PASSAGE:
====================

I had been told the previous evening that our battalion—the 3rd Battalion—was being pulled out of the lines for a short stay at the division’s rest center at Eygelshoven, a small Dutch town that lay just across the border some ten to twelve miles from our present location. I had also been told that my mess crew and its equipment was going there right after it had delivered a hot breakfast on the 20th, and that I could expect a number of two-and-a-half-ton trucks to reach me shortly after the mess crew departed. These trucks would take my company to Eygelshoven, at which time I would release them to their parent unit. (If I remember correctly, these trucks belonged to a quartermaster truck company, one of several such units then supporting the division.)
My mess crew arrived with our hot breakfast early on December 20 and left about an hour later. The mess sergeant and I talked about his going to Eygelshoven, and he promised he would have a good meal ready for us when we got there about noon.
At about 0900 the trucks arrived, and I soon had the company loaded and ready to go. As we pulled out to become part of the battalion’s convoy, my soldiers were in good spirits, thinking ahead to several days in warm, dry billets among a civilian populace that really seemed to care for them.
We did not reach Eygelshoven that morning. We did get there eventually, but much later: February 1945. I did not know at the time, but shortly after we started out, the battalion commander received orders to head for Aachen, which lay in the opposite direction.

====================

LISTED ENTRIES:
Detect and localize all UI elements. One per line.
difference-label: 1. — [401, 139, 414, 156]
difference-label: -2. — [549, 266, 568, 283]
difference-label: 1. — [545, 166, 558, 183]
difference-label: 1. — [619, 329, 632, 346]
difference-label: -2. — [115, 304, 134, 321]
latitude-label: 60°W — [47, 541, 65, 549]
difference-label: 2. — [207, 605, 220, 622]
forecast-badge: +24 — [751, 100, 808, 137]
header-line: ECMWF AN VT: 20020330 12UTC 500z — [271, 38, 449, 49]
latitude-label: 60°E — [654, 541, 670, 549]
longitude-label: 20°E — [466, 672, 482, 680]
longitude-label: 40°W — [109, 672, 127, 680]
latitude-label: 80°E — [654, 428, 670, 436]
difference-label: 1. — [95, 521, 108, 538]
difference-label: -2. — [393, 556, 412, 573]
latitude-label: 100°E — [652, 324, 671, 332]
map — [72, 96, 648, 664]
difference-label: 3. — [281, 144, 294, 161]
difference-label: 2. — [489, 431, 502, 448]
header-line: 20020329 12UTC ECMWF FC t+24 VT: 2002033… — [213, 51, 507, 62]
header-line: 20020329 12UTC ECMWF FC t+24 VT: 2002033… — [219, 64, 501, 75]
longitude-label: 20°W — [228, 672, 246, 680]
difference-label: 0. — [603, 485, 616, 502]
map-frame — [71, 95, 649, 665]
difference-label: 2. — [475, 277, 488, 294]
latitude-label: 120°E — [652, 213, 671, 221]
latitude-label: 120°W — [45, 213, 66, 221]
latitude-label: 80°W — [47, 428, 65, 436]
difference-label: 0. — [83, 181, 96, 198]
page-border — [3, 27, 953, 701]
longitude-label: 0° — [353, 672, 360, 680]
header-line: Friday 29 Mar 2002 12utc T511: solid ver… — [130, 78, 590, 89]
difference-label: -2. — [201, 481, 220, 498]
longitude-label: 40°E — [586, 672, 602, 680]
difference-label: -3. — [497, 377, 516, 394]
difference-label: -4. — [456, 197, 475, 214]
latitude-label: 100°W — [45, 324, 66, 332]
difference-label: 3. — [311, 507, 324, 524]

====================

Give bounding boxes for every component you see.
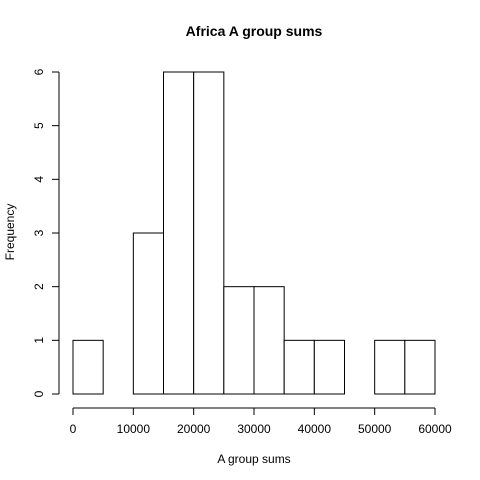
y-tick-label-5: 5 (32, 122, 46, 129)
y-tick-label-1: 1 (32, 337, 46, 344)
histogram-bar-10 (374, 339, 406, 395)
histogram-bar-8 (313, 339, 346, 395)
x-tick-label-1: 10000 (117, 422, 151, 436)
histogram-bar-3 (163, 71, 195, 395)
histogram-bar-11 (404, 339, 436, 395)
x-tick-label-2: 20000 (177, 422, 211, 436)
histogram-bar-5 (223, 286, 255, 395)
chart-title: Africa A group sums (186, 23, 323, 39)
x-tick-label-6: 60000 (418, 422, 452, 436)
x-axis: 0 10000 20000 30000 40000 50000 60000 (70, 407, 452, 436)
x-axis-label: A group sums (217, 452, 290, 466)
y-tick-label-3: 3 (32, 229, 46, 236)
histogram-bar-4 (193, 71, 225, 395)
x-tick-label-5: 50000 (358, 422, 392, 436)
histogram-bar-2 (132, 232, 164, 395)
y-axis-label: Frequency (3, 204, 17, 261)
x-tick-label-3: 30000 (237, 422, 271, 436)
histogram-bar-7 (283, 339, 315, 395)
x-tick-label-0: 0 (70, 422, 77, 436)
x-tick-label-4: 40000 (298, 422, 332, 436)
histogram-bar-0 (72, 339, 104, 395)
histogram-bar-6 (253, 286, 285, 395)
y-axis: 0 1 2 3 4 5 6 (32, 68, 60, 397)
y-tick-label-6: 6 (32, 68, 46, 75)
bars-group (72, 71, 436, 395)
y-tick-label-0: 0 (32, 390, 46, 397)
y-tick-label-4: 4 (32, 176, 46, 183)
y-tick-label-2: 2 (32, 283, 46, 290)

====================

COMPLETE THE FOLLOWING:
• 1. In the memoir passage about the 3rd Battalion's move, at about what time did the trucks arrive on December 20?
• 2. Continue the memoir passage about the 3rd Battalion's move, starting after its final sentence.

RESULTS BY TASK:
• 1. At about 0900.

• 2.
When we reached Aachen, we were told we were going to Belgium, but where in Belgium no one seemed to know. Why we were going was another unanswered question. My main concern was for my mess crew. I kept wondering if the mess sergeant had been told about the change in plans, and whether I would ever see my cooks again.
I don’t think anyone in the convoy that day had any idea of the extent of the German breakthrough, or what steps were being taken to counter it. We found out much later that we had followed the 7th Armored Division, another Ninth Army unit, to Belgium. We did run across some of that division’s rear-echelon units but never encountered any of its combat elements.
We paused for a short break in Liège, where I had to turn over to the MPs a truckload of my soldiers who were designated to serve as guides along the way to our final destination. We still did not know where that was, and I screamed and hollered about giving up my soldiers, but lost the argument. With the way things were going, and with so little information, I feared I would never see those men again: the same fear I had about my mess crew. The soldiers did get to me in the next few days, seemingly none the worse for their experiences.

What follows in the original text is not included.